(Aim): Reproduce the items word for word, starting from the very beginning and ending with the line that contains "category-item[interactable]: 4 Of", including that line.

(Record set):

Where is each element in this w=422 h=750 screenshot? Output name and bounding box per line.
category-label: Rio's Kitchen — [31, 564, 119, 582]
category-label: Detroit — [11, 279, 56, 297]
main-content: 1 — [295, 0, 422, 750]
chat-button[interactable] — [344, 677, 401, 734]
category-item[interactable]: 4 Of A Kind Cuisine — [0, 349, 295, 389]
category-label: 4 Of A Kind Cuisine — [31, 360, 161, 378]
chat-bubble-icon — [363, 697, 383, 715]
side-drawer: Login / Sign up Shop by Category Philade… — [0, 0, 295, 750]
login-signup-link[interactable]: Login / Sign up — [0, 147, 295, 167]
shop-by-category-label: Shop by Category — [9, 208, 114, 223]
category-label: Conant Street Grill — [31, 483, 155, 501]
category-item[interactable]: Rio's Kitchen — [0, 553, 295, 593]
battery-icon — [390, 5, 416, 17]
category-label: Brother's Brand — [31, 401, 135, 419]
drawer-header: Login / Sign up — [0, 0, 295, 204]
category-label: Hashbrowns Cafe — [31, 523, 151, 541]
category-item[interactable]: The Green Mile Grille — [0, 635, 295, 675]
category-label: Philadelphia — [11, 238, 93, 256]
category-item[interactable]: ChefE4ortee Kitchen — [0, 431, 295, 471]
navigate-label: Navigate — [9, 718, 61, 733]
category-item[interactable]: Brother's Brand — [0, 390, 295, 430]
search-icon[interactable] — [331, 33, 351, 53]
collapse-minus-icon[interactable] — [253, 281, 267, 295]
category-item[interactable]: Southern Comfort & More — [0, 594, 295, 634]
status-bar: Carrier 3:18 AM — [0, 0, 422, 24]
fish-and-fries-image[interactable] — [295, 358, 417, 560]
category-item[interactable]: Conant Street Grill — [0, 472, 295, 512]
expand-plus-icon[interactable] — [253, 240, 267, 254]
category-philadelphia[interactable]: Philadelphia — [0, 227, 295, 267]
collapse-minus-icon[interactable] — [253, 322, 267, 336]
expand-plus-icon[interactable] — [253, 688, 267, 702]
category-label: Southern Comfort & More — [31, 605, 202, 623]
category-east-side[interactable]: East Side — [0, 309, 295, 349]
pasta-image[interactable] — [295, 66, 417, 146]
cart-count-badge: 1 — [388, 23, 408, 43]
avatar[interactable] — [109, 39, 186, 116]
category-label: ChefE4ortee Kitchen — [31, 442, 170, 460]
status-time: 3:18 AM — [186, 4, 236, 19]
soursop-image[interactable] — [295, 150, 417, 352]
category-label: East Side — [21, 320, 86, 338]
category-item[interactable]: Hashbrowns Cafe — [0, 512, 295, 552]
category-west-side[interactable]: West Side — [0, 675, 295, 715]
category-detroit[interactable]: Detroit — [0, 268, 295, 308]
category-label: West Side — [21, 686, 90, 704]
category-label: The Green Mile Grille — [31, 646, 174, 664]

(Correct output):
Where is each element in this w=422 h=750 screenshot? Output name and bounding box per line.
category-label: Rio's Kitchen — [31, 564, 119, 582]
category-label: Detroit — [11, 279, 56, 297]
main-content: 1 — [295, 0, 422, 750]
chat-button[interactable] — [344, 677, 401, 734]
category-item[interactable]: 4 Of A Kind Cuisine — [0, 349, 295, 389]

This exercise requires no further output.